▸ **EXERCISE DIRECTIONS**:
Extract each record and reproduce it exactly.

▸ **GIVEN DATA**:
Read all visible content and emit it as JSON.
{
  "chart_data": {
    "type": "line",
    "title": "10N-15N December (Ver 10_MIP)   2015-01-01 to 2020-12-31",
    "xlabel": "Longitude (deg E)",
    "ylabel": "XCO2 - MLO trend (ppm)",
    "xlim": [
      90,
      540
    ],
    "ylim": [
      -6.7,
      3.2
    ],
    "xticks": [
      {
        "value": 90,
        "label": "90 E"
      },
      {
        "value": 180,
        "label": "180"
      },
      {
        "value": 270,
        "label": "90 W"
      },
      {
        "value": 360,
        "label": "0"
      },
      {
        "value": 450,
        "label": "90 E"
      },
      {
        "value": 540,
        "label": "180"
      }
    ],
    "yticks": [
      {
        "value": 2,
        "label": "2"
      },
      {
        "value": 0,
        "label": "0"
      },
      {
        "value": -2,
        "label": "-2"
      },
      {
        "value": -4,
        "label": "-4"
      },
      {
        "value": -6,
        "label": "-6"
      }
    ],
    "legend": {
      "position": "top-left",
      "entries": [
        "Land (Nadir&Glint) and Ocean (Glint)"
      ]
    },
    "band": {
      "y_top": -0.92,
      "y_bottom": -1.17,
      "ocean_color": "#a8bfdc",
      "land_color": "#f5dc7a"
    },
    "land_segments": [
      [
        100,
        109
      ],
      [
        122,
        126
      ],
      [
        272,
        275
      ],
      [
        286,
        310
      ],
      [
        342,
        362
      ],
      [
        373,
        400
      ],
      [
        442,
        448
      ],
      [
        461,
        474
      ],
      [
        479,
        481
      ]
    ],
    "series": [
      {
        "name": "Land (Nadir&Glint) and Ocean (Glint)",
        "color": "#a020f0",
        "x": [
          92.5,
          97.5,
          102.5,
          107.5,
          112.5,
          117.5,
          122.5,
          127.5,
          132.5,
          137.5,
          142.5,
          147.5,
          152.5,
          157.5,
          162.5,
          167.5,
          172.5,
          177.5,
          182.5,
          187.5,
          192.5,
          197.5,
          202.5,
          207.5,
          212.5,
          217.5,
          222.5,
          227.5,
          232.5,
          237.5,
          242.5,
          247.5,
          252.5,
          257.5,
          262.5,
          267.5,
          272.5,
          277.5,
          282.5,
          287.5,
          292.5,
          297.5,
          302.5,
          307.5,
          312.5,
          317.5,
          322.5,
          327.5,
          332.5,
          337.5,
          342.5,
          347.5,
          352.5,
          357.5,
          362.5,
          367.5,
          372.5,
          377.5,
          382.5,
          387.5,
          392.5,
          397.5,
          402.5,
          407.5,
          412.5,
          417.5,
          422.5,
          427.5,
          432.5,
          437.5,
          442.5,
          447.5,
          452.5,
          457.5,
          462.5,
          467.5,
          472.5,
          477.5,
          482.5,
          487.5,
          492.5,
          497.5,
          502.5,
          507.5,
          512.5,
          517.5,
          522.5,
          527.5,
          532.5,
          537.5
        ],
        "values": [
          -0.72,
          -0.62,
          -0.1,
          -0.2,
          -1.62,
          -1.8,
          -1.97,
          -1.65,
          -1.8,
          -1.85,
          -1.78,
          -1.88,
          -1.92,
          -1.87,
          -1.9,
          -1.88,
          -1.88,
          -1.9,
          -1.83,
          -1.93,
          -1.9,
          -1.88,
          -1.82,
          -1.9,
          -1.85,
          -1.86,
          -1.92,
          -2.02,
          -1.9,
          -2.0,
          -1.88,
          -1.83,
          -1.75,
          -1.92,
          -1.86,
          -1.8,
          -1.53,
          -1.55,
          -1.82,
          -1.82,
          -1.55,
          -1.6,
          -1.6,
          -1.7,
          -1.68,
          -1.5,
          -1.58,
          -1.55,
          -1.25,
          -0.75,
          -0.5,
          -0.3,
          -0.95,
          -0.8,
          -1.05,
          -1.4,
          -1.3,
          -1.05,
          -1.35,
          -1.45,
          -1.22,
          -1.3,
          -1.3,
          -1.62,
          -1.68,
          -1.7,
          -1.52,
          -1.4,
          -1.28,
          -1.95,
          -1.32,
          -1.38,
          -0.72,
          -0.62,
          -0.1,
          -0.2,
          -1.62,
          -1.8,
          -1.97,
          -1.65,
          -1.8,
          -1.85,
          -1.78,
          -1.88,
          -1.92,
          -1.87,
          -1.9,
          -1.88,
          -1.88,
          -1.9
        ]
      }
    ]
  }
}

▸ **EXERCISE RESULT**:
Read all visible content and emit it as JSON.
{
  "chart_data": {
    "type": "line",
    "title": "10N-15N December (Ver 10_MIP)   2015-01-01 to 2020-12-31",
    "xlabel": "Longitude (deg E)",
    "ylabel": "XCO2 - MLO trend (ppm)",
    "xlim": [
      90,
      540
    ],
    "ylim": [
      -6.7,
      3.2
    ],
    "xticks": [
      {
        "value": 90,
        "label": "90 E"
      },
      {
        "value": 180,
        "label": "180"
      },
      {
        "value": 270,
        "label": "90 W"
      },
      {
        "value": 360,
        "label": "0"
      },
      {
        "value": 450,
        "label": "90 E"
      },
      {
        "value": 540,
        "label": "180"
      }
    ],
    "yticks": [
      {
        "value": 2,
        "label": "2"
      },
      {
        "value": 0,
        "label": "0"
      },
      {
        "value": -2,
        "label": "-2"
      },
      {
        "value": -4,
        "label": "-4"
      },
      {
        "value": -6,
        "label": "-6"
      }
    ],
    "legend": {
      "position": "top-left",
      "entries": [
        "Land (Nadir&Glint) and Ocean (Glint)"
      ]
    },
    "band": {
      "y_top": -0.92,
      "y_bottom": -1.17,
      "ocean_color": "#a8bfdc",
      "land_color": "#f5dc7a"
    },
    "land_segments": [
      [
        100,
        109
      ],
      [
        122,
        126
      ],
      [
        272,
        275
      ],
      [
        286,
        310
      ],
      [
        342,
        362
      ],
      [
        373,
        400
      ],
      [
        442,
        448
      ],
      [
        461,
        474
      ],
      [
        479,
        481
      ]
    ],
    "series": [
      {
        "name": "Land (Nadir&Glint) and Ocean (Glint)",
        "color": "#a020f0",
        "x": [
          92.5,
          97.5,
          102.5,
          107.5,
          112.5,
          117.5,
          122.5,
          127.5,
          132.5,
          137.5,
          142.5,
          147.5,
          152.5,
          157.5,
          162.5,
          167.5,
          172.5,
          177.5,
          182.5,
          187.5,
          192.5,
          197.5,
          202.5,
          207.5,
          212.5,
          217.5,
          222.5,
          227.5,
          232.5,
          237.5,
          242.5,
          247.5,
          252.5,
          257.5,
          262.5,
          267.5,
          272.5,
          277.5,
          282.5,
          287.5,
          292.5,
          297.5,
          302.5,
          307.5,
          312.5,
          317.5,
          322.5,
          327.5,
          332.5,
          337.5,
          342.5,
          347.5,
          352.5,
          357.5,
          362.5,
          367.5,
          372.5,
          377.5,
          382.5,
          387.5,
          392.5,
          397.5,
          402.5,
          407.5,
          412.5,
          417.5,
          422.5,
          427.5,
          432.5,
          437.5,
          442.5,
          447.5,
          452.5,
          457.5,
          462.5,
          467.5,
          472.5,
          477.5,
          482.5,
          487.5,
          492.5,
          497.5,
          502.5,
          507.5,
          512.5,
          517.5,
          522.5,
          527.5,
          532.5,
          537.5
        ],
        "values": [
          -0.72,
          -0.62,
          -0.1,
          -0.2,
          -1.62,
          -1.8,
          -1.97,
          -1.65,
          -1.8,
          -1.85,
          -1.78,
          -1.88,
          -1.92,
          -1.87,
          -1.9,
          -1.88,
          -1.88,
          -1.9,
          -1.83,
          -1.93,
          -1.9,
          -1.88,
          -1.82,
          -1.9,
          -1.85,
          -1.86,
          -1.92,
          -2.02,
          -1.9,
          -2.0,
          -1.88,
          -1.83,
          -1.75,
          -1.92,
          -1.86,
          -1.8,
          -1.53,
          -1.55,
          -1.82,
          -1.82,
          -1.55,
          -1.6,
          -1.6,
          -1.7,
          -1.68,
          -1.5,
          -1.58,
          -1.55,
          -1.25,
          -0.75,
          -0.5,
          -0.3,
          -0.95,
          -0.8,
          -1.05,
          -1.4,
          -1.3,
          -1.05,
          -1.35,
          -1.45,
          -1.22,
          -1.3,
          -1.3,
          -1.62,
          -1.68,
          -1.7,
          -1.52,
          -1.4,
          -1.28,
          -1.95,
          -1.32,
          -1.38,
          -0.72,
          -0.62,
          -0.1,
          -0.2,
          -1.62,
          -1.8,
          -1.97,
          -1.65,
          -1.8,
          -1.85,
          -1.78,
          -1.88,
          -1.92,
          -1.87,
          -1.9,
          -1.88,
          -1.88,
          -1.9
        ]
      }
    ]
  }
}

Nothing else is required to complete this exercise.